> _Given exercise_: Write out the items again with every "comment-bubble" replaced by "comment-card" and nothing else altered. Leave the pictures out of your answer.

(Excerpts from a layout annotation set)
^^^^^^^^^^^^^^^^

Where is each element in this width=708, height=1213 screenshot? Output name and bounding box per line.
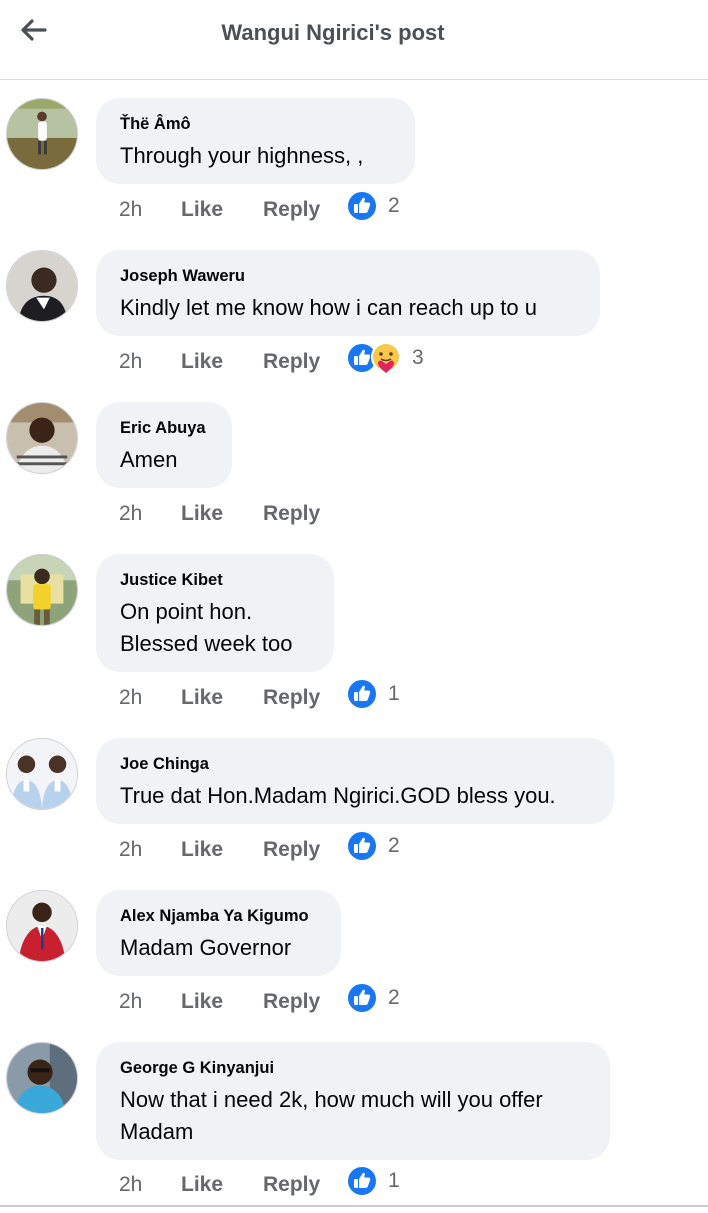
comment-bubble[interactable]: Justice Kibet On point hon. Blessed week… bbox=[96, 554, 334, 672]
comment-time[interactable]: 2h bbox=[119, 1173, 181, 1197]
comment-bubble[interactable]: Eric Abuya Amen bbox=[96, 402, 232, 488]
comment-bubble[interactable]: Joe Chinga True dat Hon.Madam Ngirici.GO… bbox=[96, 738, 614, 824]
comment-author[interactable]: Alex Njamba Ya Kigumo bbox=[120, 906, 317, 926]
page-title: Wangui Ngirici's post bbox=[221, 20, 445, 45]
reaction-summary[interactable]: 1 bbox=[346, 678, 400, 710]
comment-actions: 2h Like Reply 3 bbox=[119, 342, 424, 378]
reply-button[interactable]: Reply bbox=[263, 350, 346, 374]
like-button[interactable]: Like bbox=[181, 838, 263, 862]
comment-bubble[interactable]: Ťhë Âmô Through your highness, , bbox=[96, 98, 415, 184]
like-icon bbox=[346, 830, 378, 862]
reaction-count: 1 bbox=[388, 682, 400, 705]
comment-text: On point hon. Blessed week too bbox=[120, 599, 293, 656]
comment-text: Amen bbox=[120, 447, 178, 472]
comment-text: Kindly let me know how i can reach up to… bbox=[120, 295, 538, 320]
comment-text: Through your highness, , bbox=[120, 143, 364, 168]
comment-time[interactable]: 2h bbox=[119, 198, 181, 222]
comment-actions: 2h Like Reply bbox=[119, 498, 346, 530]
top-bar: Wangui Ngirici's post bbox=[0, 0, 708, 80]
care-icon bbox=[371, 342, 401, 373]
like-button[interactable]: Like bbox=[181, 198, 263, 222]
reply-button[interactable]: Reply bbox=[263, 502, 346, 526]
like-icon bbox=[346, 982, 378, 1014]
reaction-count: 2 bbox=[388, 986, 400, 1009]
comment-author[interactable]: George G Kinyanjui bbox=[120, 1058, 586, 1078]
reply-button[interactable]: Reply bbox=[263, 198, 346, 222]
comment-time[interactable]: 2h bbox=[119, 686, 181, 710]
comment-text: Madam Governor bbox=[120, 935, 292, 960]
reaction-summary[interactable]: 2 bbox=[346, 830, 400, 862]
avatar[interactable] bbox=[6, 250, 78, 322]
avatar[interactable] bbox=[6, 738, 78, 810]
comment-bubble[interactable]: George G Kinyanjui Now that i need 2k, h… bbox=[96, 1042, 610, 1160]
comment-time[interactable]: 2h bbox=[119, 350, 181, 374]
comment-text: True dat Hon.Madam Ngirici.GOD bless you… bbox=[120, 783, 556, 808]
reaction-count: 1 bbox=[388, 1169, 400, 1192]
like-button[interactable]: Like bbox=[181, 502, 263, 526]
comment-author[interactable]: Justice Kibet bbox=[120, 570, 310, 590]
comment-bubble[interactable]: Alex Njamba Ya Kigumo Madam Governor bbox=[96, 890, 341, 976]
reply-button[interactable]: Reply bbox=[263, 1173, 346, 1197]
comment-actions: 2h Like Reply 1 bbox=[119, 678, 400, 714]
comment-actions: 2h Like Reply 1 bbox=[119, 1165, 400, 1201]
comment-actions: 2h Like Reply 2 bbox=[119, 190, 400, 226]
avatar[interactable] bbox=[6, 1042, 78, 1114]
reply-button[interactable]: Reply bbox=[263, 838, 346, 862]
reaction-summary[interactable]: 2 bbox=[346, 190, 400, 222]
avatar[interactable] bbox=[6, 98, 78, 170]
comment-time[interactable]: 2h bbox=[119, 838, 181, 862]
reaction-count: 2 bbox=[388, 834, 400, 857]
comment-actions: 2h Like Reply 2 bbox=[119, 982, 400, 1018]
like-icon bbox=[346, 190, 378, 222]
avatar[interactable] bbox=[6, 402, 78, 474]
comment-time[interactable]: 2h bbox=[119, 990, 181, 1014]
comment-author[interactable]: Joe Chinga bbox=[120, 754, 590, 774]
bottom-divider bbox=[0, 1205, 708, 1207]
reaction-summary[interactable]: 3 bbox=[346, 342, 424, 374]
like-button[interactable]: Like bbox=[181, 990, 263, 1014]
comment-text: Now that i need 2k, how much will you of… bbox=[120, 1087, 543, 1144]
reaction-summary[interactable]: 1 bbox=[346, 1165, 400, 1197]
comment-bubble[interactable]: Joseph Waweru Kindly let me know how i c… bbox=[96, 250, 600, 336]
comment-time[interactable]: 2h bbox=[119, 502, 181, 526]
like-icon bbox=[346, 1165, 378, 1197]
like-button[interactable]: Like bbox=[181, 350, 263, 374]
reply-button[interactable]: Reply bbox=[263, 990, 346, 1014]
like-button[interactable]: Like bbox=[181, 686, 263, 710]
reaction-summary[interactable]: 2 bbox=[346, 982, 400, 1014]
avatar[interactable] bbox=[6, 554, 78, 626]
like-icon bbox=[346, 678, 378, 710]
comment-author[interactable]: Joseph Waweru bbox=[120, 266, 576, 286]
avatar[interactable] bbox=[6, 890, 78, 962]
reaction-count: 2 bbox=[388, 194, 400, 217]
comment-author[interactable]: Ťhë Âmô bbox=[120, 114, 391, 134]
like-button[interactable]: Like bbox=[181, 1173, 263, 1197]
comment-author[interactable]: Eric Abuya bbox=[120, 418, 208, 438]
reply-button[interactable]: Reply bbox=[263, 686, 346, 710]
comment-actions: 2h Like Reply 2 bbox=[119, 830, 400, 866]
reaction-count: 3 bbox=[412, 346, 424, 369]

^^^^^^^^^^^^^^^^

> _Worked answer_:
Where is each element in this width=708, height=1213 screenshot? Output name and bounding box per line.
comment-card[interactable]: Justice Kibet On point hon. Blessed week… bbox=[96, 554, 334, 672]
comment-time[interactable]: 2h bbox=[119, 1173, 181, 1197]
comment-card[interactable]: Eric Abuya Amen bbox=[96, 402, 232, 488]
comment-card[interactable]: Joe Chinga True dat Hon.Madam Ngirici.GO… bbox=[96, 738, 614, 824]
comment-author[interactable]: Alex Njamba Ya Kigumo bbox=[120, 906, 317, 926]
page-title: Wangui Ngirici's post bbox=[221, 20, 445, 45]
reaction-summary[interactable]: 1 bbox=[346, 678, 400, 710]
comment-actions: 2h Like Reply 3 bbox=[119, 342, 424, 378]
reply-button[interactable]: Reply bbox=[263, 350, 346, 374]
like-button[interactable]: Like bbox=[181, 838, 263, 862]
comment-card[interactable]: Ťhë Âmô Through your highness, , bbox=[96, 98, 415, 184]
like-icon bbox=[346, 830, 378, 862]
reaction-count: 1 bbox=[388, 682, 400, 705]
comment-text: On point hon. Blessed week too bbox=[120, 599, 293, 656]
comment-text: Amen bbox=[120, 447, 178, 472]
comment-text: Kindly let me know how i can reach up to… bbox=[120, 295, 538, 320]
comment-text: Through your highness, , bbox=[120, 143, 364, 168]
comment-time[interactable]: 2h bbox=[119, 198, 181, 222]
comment-actions: 2h Like Reply bbox=[119, 498, 346, 530]
top-bar: Wangui Ngirici's post bbox=[0, 0, 708, 80]
care-icon bbox=[371, 342, 401, 373]
like-button[interactable]: Like bbox=[181, 198, 263, 222]
reply-button[interactable]: Reply bbox=[263, 502, 346, 526]
like-icon bbox=[346, 982, 378, 1014]
reaction-count: 2 bbox=[388, 986, 400, 1009]
comment-author[interactable]: George G Kinyanjui bbox=[120, 1058, 586, 1078]
reply-button[interactable]: Reply bbox=[263, 198, 346, 222]
comment-time[interactable]: 2h bbox=[119, 686, 181, 710]
comment-text: Madam Governor bbox=[120, 935, 292, 960]
reaction-summary[interactable]: 2 bbox=[346, 830, 400, 862]
avatar[interactable] bbox=[6, 250, 78, 322]
avatar[interactable] bbox=[6, 738, 78, 810]
comment-card[interactable]: George G Kinyanjui Now that i need 2k, h… bbox=[96, 1042, 610, 1160]
comment-time[interactable]: 2h bbox=[119, 350, 181, 374]
comment-text: True dat Hon.Madam Ngirici.GOD bless you… bbox=[120, 783, 556, 808]
reaction-count: 1 bbox=[388, 1169, 400, 1192]
like-button[interactable]: Like bbox=[181, 502, 263, 526]
comment-author[interactable]: Justice Kibet bbox=[120, 570, 310, 590]
comment-card[interactable]: Alex Njamba Ya Kigumo Madam Governor bbox=[96, 890, 341, 976]
reply-button[interactable]: Reply bbox=[263, 1173, 346, 1197]
comment-actions: 2h Like Reply 1 bbox=[119, 678, 400, 714]
comment-actions: 2h Like Reply 1 bbox=[119, 1165, 400, 1201]
comment-actions: 2h Like Reply 2 bbox=[119, 190, 400, 226]
avatar[interactable] bbox=[6, 1042, 78, 1114]
reply-button[interactable]: Reply bbox=[263, 838, 346, 862]
reaction-summary[interactable]: 2 bbox=[346, 190, 400, 222]
avatar[interactable] bbox=[6, 98, 78, 170]
comment-time[interactable]: 2h bbox=[119, 838, 181, 862]
reaction-count: 2 bbox=[388, 834, 400, 857]
comment-actions: 2h Like Reply 2 bbox=[119, 982, 400, 1018]
like-icon bbox=[346, 190, 378, 222]
avatar[interactable] bbox=[6, 402, 78, 474]
comment-time[interactable]: 2h bbox=[119, 990, 181, 1014]
comment-author[interactable]: Joe Chinga bbox=[120, 754, 590, 774]
bottom-divider bbox=[0, 1205, 708, 1207]
reaction-summary[interactable]: 3 bbox=[346, 342, 424, 374]
like-button[interactable]: Like bbox=[181, 990, 263, 1014]
comment-text: Now that i need 2k, how much will you of… bbox=[120, 1087, 543, 1144]
reaction-summary[interactable]: 1 bbox=[346, 1165, 400, 1197]
comment-card[interactable]: Joseph Waweru Kindly let me know how i c… bbox=[96, 250, 600, 336]
comment-time[interactable]: 2h bbox=[119, 502, 181, 526]
like-icon bbox=[346, 1165, 378, 1197]
like-button[interactable]: Like bbox=[181, 350, 263, 374]
reply-button[interactable]: Reply bbox=[263, 990, 346, 1014]
like-button[interactable]: Like bbox=[181, 686, 263, 710]
reaction-summary[interactable]: 2 bbox=[346, 982, 400, 1014]
avatar[interactable] bbox=[6, 554, 78, 626]
like-icon bbox=[346, 678, 378, 710]
comment-author[interactable]: Joseph Waweru bbox=[120, 266, 576, 286]
avatar[interactable] bbox=[6, 890, 78, 962]
reaction-count: 2 bbox=[388, 194, 400, 217]
comment-author[interactable]: Ťhë Âmô bbox=[120, 114, 391, 134]
like-button[interactable]: Like bbox=[181, 1173, 263, 1197]
comment-author[interactable]: Eric Abuya bbox=[120, 418, 208, 438]
reply-button[interactable]: Reply bbox=[263, 686, 346, 710]
comment-actions: 2h Like Reply 2 bbox=[119, 830, 400, 866]
reaction-count: 3 bbox=[412, 346, 424, 369]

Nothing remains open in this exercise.